Teks yang Diberikan ::

JAYAPURA, FP.COM – Tim dari Universitas Cenderwasih telah menyerahkan hasil kajian Undang-Undang Otonomi Khusus (UU Otsus) kepada Gubernur Papua Lukas Enembe, Rabu (16 September 2020. Ada tiga komponen yang disusun dalam draft UU Otsus, yakni otonomi khusus, pemekaran dan Komisi Kebenaran dan Rekonsiliasi (KKR).
Salah satu anggota tim kajian, Basirohmana, menjelaskan, revisi undang-undang otsus yang dilakukan pemerintah pusat bisa bersifat terbatas, yang mana berkaitan dengan anggaran (Pasal 34 ayat 3 huruf e), tapi tidak menutup kemungkinan untuk revisi parsial.
“Artinya, boleh dilakukan perubahan terhadap UU Otsus tapi tidak boleh lebih dari 50 persen,” jelas akademisi Fakultas Hukum Uncen ini.
Masih kata Basirohmana, gubernur sendiri punya keinginan untuk dilakukan revisi total (menyeluruh) dengan tetap melihat asas, tujuan dan prinsip-prinsip lain yang ada dalam undang-undang tersebut.
“Jadi, sekarang ada tiga bentuk revisi, yakni terbatas, parsial dan menyeluruh,” ujarnya.
Terkait daerah otonomi baru, Basirohmana dan kawan-kawan juga telah melakukan kajian dan telah menjadi naskah daerah (akademik) dengan pendekatan wilayah adat.
Menurutnya, ada baiknya jika pemekaran dilakukan mengikuti zona wilayah adat, yakni Saireri, Animha, Meepago, Lapago, dan Tabi. Dasarnya adalah pada pasal 76 UU Otsus yang menyebutkan; pemekaran provinsi harus memperhatikan empat hal, yakni kesatuan sosial budaya masyarakat, kesiapan sumber daya manusia, kesiapan sumber daya ekonomi dan bagaimana pengembangan wilayah ke depan.
“Ini amanat UU Otsus, dan itu yang kami sudah kaji dan mendorong agar bisa dibahas lebih lanjut,” pungkasnya.

Cuplikan Sumber ::
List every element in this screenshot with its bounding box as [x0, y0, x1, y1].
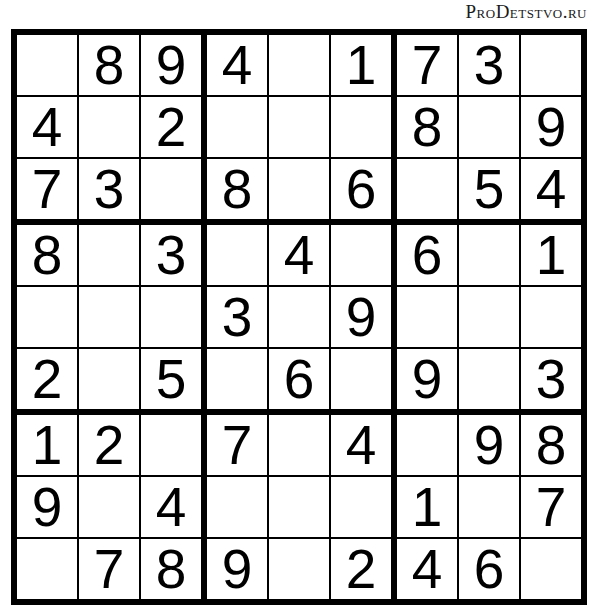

Soal 1 :: Tuliskan kembali bagian berita tentang kajian UU Otsus mulai dari "JAYAPURA, FP.COM –" sampai dengan "Hukum Uncen ini." tanpa mengubah satu kata pun.
Soal 2 :: Sebutkan semua zona wilayah adat yang disebut dalam berita tentang kajian UU Otsus sebagai acuan pemekaran.
Listing di atas tidak diperlukan untuk mengerjakan soal.

Jawaban Lengkap 1 ::
JAYAPURA, FP.COM – Tim dari Universitas Cenderwasih telah menyerahkan hasil kajian Undang-Undang Otonomi Khusus (UU Otsus) kepada Gubernur Papua Lukas Enembe, Rabu (16 September 2020. Ada tiga komponen yang disusun dalam draft UU Otsus, yakni otonomi khusus, pemekaran dan Komisi Kebenaran dan Rekonsiliasi (KKR).
Salah satu anggota tim kajian, Basirohmana, menjelaskan, revisi undang-undang otsus yang dilakukan pemerintah pusat bisa bersifat terbatas, yang mana berkaitan dengan anggaran (Pasal 34 ayat 3 huruf e), tapi tidak menutup kemungkinan untuk revisi parsial.
“Artinya, boleh dilakukan perubahan terhadap UU Otsus tapi tidak boleh lebih dari 50 persen,” jelas akademisi Fakultas Hukum Uncen ini.

Jawaban Lengkap 2 :: Saireri, Animha, Meepago, Lapago, dan Tabi.